* What the exercise asks: The records that follow must be reproduced in full, exactly as written.

* Data excerpts:
====

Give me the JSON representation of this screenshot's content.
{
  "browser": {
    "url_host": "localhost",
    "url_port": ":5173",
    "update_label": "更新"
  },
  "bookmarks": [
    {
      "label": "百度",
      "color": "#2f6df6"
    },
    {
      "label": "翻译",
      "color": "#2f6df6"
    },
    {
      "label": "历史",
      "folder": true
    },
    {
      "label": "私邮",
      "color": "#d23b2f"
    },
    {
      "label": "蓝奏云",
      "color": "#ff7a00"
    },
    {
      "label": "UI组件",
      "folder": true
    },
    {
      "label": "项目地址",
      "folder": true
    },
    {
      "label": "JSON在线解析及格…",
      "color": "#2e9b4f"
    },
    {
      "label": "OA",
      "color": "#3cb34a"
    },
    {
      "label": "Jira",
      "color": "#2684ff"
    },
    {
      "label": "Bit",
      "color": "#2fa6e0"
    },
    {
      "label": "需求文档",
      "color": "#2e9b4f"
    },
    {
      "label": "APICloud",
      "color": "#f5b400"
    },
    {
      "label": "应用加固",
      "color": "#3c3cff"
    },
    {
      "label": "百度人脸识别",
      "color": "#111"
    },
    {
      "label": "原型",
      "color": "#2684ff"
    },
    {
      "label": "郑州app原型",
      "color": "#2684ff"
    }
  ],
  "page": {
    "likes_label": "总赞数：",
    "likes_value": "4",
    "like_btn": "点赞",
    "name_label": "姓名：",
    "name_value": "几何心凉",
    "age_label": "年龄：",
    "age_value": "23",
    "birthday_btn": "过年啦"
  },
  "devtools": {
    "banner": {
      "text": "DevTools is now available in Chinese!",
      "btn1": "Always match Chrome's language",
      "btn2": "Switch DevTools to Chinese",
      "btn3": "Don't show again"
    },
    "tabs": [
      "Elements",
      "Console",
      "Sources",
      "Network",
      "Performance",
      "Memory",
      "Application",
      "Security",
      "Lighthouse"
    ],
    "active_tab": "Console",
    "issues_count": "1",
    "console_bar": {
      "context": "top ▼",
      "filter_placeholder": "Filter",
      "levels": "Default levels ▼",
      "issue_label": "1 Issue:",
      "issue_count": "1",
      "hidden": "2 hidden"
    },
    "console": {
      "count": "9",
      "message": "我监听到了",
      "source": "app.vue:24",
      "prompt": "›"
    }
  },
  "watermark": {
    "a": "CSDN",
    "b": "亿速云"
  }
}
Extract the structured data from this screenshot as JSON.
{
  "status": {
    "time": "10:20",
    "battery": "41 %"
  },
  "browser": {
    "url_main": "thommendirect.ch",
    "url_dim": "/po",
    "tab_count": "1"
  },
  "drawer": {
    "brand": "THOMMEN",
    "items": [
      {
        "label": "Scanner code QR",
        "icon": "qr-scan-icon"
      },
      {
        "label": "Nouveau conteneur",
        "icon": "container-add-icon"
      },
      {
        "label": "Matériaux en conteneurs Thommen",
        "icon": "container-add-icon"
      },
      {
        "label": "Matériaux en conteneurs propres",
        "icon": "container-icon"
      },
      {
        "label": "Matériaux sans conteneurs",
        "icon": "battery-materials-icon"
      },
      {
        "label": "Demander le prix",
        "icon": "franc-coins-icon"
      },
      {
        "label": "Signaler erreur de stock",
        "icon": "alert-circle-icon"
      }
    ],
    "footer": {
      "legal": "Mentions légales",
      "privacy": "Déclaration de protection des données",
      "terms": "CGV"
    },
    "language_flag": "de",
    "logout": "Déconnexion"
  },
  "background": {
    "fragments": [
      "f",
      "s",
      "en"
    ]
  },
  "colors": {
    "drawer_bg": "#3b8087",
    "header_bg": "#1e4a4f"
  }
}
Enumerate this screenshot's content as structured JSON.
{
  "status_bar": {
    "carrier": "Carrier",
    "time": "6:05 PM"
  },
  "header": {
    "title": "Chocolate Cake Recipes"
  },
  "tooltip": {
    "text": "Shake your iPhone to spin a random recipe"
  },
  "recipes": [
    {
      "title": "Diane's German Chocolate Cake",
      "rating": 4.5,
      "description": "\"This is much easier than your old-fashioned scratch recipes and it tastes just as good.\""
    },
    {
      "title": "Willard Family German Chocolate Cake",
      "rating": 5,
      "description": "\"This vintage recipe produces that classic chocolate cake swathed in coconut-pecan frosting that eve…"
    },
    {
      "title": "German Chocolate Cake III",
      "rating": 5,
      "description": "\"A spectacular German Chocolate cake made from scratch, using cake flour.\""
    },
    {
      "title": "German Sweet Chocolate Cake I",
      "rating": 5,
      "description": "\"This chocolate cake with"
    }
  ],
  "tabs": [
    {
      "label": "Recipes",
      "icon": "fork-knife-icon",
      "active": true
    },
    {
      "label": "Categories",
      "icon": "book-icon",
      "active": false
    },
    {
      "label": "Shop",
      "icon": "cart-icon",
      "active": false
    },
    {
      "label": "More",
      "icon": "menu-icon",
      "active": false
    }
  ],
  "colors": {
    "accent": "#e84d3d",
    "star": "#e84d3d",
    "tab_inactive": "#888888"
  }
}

====

* Reply:
Give me the JSON representation of this screenshot's content.
{
  "browser": {
    "url_host": "localhost",
    "url_port": ":5173",
    "update_label": "更新"
  },
  "bookmarks": [
    {
      "label": "百度",
      "color": "#2f6df6"
    },
    {
      "label": "翻译",
      "color": "#2f6df6"
    },
    {
      "label": "历史",
      "folder": true
    },
    {
      "label": "私邮",
      "color": "#d23b2f"
    },
    {
      "label": "蓝奏云",
      "color": "#ff7a00"
    },
    {
      "label": "UI组件",
      "folder": true
    },
    {
      "label": "项目地址",
      "folder": true
    },
    {
      "label": "JSON在线解析及格…",
      "color": "#2e9b4f"
    },
    {
      "label": "OA",
      "color": "#3cb34a"
    },
    {
      "label": "Jira",
      "color": "#2684ff"
    },
    {
      "label": "Bit",
      "color": "#2fa6e0"
    },
    {
      "label": "需求文档",
      "color": "#2e9b4f"
    },
    {
      "label": "APICloud",
      "color": "#f5b400"
    },
    {
      "label": "应用加固",
      "color": "#3c3cff"
    },
    {
      "label": "百度人脸识别",
      "color": "#111"
    },
    {
      "label": "原型",
      "color": "#2684ff"
    },
    {
      "label": "郑州app原型",
      "color": "#2684ff"
    }
  ],
  "page": {
    "likes_label": "总赞数：",
    "likes_value": "4",
    "like_btn": "点赞",
    "name_label": "姓名：",
    "name_value": "几何心凉",
    "age_label": "年龄：",
    "age_value": "23",
    "birthday_btn": "过年啦"
  },
  "devtools": {
    "banner": {
      "text": "DevTools is now available in Chinese!",
      "btn1": "Always match Chrome's language",
      "btn2": "Switch DevTools to Chinese",
      "btn3": "Don't show again"
    },
    "tabs": [
      "Elements",
      "Console",
      "Sources",
      "Network",
      "Performance",
      "Memory",
      "Application",
      "Security",
      "Lighthouse"
    ],
    "active_tab": "Console",
    "issues_count": "1",
    "console_bar": {
      "context": "top ▼",
      "filter_placeholder": "Filter",
      "levels": "Default levels ▼",
      "issue_label": "1 Issue:",
      "issue_count": "1",
      "hidden": "2 hidden"
    },
    "console": {
      "count": "9",
      "message": "我监听到了",
      "source": "app.vue:24",
      "prompt": "›"
    }
  },
  "watermark": {
    "a": "CSDN",
    "b": "亿速云"
  }
}
Extract the structured data from this screenshot as JSON.
{
  "status": {
    "time": "10:20",
    "battery": "41 %"
  },
  "browser": {
    "url_main": "thommendirect.ch",
    "url_dim": "/po",
    "tab_count": "1"
  },
  "drawer": {
    "brand": "THOMMEN",
    "items": [
      {
        "label": "Scanner code QR",
        "icon": "qr-scan-icon"
      },
      {
        "label": "Nouveau conteneur",
        "icon": "container-add-icon"
      },
      {
        "label": "Matériaux en conteneurs Thommen",
        "icon": "container-add-icon"
      },
      {
        "label": "Matériaux en conteneurs propres",
        "icon": "container-icon"
      },
      {
        "label": "Matériaux sans conteneurs",
        "icon": "battery-materials-icon"
      },
      {
        "label": "Demander le prix",
        "icon": "franc-coins-icon"
      },
      {
        "label": "Signaler erreur de stock",
        "icon": "alert-circle-icon"
      }
    ],
    "footer": {
      "legal": "Mentions légales",
      "privacy": "Déclaration de protection des données",
      "terms": "CGV"
    },
    "language_flag": "de",
    "logout": "Déconnexion"
  },
  "background": {
    "fragments": [
      "f",
      "s",
      "en"
    ]
  },
  "colors": {
    "drawer_bg": "#3b8087",
    "header_bg": "#1e4a4f"
  }
}
Enumerate this screenshot's content as structured JSON.
{
  "status_bar": {
    "carrier": "Carrier",
    "time": "6:05 PM"
  },
  "header": {
    "title": "Chocolate Cake Recipes"
  },
  "tooltip": {
    "text": "Shake your iPhone to spin a random recipe"
  },
  "recipes": [
    {
      "title": "Diane's German Chocolate Cake",
      "rating": 4.5,
      "description": "\"This is much easier than your old-fashioned scratch recipes and it tastes just as good.\""
    },
    {
      "title": "Willard Family German Chocolate Cake",
      "rating": 5,
      "description": "\"This vintage recipe produces that classic chocolate cake swathed in coconut-pecan frosting that eve…"
    },
    {
      "title": "German Chocolate Cake III",
      "rating": 5,
      "description": "\"A spectacular German Chocolate cake made from scratch, using cake flour.\""
    },
    {
      "title": "German Sweet Chocolate Cake I",
      "rating": 5,
      "description": "\"This chocolate cake with"
    }
  ],
  "tabs": [
    {
      "label": "Recipes",
      "icon": "fork-knife-icon",
      "active": true
    },
    {
      "label": "Categories",
      "icon": "book-icon",
      "active": false
    },
    {
      "label": "Shop",
      "icon": "cart-icon",
      "active": false
    },
    {
      "label": "More",
      "icon": "menu-icon",
      "active": false
    }
  ],
  "colors": {
    "accent": "#e84d3d",
    "star": "#e84d3d",
    "tab_inactive": "#888888"
  }
}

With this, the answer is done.